◆ Data supplied ◆

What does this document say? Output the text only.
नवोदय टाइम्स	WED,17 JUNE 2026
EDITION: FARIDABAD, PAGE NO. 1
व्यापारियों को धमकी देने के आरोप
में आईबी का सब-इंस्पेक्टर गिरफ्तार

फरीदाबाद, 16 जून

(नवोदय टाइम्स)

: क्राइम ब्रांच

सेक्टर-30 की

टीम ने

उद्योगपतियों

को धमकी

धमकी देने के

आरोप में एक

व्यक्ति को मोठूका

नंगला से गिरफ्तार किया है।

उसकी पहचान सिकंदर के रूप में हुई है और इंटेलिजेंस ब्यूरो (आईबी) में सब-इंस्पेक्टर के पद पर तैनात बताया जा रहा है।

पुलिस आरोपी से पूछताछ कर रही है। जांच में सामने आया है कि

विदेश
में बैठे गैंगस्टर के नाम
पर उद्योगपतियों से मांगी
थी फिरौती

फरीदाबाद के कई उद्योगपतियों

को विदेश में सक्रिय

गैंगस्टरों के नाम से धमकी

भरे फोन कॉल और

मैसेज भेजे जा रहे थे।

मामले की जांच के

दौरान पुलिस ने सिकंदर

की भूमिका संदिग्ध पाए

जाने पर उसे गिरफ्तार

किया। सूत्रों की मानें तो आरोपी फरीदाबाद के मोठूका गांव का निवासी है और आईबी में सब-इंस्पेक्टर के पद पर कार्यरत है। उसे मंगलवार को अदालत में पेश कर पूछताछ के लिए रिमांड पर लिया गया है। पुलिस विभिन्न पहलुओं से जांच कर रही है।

◆ What needs to be done ◆
Reproduce the full set of records precisely.

◆ Completed task ◆
What does this document say? Output the text only.
नवोदय टाइम्स	WED,17 JUNE 2026
EDITION: FARIDABAD, PAGE NO. 1
व्यापारियों को धमकी देने के आरोप
में आईबी का सब-इंस्पेक्टर गिरफ्तार

फरीदाबाद, 16 जून

(नवोदय टाइम्स)

: क्राइम ब्रांच

सेक्टर-30 की

टीम ने

उद्योगपतियों

को धमकी

धमकी देने के

आरोप में एक

व्यक्ति को मोठूका

नंगला से गिरफ्तार किया है।

उसकी पहचान सिकंदर के रूप में हुई है और इंटेलिजेंस ब्यूरो (आईबी) में सब-इंस्पेक्टर के पद पर तैनात बताया जा रहा है।

पुलिस आरोपी से पूछताछ कर रही है। जांच में सामने आया है कि

विदेश
में बैठे गैंगस्टर के नाम
पर उद्योगपतियों से मांगी
थी फिरौती

फरीदाबाद के कई उद्योगपतियों

को विदेश में सक्रिय

गैंगस्टरों के नाम से धमकी

भरे फोन कॉल और

मैसेज भेजे जा रहे थे।

मामले की जांच के

दौरान पुलिस ने सिकंदर

की भूमिका संदिग्ध पाए

जाने पर उसे गिरफ्तार

किया। सूत्रों की मानें तो आरोपी फरीदाबाद के मोठूका गांव का निवासी है और आईबी में सब-इंस्पेक्टर के पद पर कार्यरत है। उसे मंगलवार को अदालत में पेश कर पूछताछ के लिए रिमांड पर लिया गया है। पुलिस विभिन्न पहलुओं से जांच कर रही है।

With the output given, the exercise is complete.